● Task objective: Check the listing below line by line and report how many lines hold "document", with no other words.

● Records for the exercise:
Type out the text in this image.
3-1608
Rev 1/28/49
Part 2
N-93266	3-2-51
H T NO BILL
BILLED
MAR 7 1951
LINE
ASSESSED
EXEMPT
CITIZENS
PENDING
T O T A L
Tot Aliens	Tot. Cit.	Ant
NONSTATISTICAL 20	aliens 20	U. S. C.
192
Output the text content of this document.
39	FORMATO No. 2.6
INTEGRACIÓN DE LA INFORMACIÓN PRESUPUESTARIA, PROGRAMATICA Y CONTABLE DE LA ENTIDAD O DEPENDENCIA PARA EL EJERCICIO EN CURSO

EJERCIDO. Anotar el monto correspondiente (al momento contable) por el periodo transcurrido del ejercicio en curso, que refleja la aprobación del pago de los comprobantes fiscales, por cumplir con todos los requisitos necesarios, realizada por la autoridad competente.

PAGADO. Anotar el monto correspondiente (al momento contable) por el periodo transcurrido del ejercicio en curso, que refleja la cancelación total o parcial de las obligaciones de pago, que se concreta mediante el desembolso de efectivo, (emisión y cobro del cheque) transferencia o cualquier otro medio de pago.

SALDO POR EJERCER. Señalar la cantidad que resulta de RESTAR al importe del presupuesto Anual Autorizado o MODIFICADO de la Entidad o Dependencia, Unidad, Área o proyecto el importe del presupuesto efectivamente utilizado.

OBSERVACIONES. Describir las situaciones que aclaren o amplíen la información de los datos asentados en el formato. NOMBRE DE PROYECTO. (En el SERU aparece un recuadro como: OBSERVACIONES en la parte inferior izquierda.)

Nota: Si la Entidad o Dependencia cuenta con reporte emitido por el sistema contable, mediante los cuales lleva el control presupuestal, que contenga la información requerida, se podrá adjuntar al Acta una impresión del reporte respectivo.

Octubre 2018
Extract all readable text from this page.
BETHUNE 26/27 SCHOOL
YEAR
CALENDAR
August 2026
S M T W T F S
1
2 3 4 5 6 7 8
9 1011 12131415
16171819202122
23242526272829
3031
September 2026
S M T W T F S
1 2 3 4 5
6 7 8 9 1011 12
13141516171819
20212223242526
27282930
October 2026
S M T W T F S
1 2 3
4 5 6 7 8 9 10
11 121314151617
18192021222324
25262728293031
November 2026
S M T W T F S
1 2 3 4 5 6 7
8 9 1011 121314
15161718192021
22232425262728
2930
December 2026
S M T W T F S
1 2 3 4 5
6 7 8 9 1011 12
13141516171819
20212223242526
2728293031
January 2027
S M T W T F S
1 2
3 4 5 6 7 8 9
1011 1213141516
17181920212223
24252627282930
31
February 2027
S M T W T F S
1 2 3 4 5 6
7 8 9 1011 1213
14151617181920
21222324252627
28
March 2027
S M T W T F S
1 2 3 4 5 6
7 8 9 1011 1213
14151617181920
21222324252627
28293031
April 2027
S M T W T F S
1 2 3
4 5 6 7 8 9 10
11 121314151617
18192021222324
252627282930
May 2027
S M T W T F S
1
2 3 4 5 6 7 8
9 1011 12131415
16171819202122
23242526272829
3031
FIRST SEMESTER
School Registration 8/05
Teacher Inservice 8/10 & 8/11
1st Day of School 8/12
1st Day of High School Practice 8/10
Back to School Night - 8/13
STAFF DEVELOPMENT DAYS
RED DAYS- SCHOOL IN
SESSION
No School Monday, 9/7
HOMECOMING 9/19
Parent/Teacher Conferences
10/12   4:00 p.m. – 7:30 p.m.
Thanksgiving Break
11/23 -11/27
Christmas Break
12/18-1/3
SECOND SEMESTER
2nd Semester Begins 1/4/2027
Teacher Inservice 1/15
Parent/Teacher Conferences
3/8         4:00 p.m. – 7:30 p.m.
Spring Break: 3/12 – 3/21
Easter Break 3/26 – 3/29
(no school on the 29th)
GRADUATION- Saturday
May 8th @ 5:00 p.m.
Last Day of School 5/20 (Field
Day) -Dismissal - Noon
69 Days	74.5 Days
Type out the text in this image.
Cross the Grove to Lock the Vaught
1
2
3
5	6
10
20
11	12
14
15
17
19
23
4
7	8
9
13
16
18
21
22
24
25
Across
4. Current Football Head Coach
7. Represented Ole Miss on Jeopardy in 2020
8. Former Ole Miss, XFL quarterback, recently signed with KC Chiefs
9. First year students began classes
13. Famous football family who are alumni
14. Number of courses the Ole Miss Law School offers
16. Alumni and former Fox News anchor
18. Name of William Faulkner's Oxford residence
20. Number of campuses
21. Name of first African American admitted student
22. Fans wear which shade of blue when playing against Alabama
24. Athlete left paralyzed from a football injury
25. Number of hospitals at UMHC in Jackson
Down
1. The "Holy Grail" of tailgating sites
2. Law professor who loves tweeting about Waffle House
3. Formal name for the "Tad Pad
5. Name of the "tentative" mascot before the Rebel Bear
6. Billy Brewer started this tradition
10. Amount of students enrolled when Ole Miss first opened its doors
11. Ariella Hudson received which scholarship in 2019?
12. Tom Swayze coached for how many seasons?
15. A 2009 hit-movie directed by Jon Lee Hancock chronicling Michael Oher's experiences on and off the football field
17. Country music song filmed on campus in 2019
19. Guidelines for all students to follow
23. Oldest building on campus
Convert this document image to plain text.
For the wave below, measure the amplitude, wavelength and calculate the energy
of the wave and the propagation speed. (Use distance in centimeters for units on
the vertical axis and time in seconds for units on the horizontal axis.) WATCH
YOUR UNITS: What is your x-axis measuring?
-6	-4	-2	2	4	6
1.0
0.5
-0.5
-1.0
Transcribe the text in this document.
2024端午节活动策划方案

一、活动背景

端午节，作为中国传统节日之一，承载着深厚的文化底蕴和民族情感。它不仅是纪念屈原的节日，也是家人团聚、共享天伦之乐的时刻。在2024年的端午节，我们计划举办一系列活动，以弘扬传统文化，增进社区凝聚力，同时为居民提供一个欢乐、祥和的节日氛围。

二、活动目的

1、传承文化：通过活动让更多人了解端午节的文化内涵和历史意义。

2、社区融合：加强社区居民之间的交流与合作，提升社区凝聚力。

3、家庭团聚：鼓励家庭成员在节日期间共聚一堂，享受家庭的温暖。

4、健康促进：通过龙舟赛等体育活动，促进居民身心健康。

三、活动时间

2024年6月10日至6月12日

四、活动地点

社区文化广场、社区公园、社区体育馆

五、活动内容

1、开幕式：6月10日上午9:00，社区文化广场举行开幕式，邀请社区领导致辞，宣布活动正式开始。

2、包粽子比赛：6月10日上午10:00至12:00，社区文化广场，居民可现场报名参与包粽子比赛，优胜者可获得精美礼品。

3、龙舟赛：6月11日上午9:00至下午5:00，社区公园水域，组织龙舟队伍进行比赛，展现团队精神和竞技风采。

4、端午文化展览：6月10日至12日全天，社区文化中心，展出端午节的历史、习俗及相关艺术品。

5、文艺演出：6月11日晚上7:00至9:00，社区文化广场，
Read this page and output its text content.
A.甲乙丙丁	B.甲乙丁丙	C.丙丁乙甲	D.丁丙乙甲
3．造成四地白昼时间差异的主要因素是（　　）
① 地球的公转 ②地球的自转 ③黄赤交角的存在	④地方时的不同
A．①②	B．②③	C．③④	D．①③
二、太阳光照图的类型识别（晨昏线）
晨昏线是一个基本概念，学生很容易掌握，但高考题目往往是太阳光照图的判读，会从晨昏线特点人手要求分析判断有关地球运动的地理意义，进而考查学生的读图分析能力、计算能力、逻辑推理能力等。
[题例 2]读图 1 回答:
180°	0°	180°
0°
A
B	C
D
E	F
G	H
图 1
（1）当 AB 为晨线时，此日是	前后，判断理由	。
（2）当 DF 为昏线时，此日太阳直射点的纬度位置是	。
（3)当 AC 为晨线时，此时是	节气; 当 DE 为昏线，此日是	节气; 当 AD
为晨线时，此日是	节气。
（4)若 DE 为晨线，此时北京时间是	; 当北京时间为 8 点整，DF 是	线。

● Output for this exercise: 3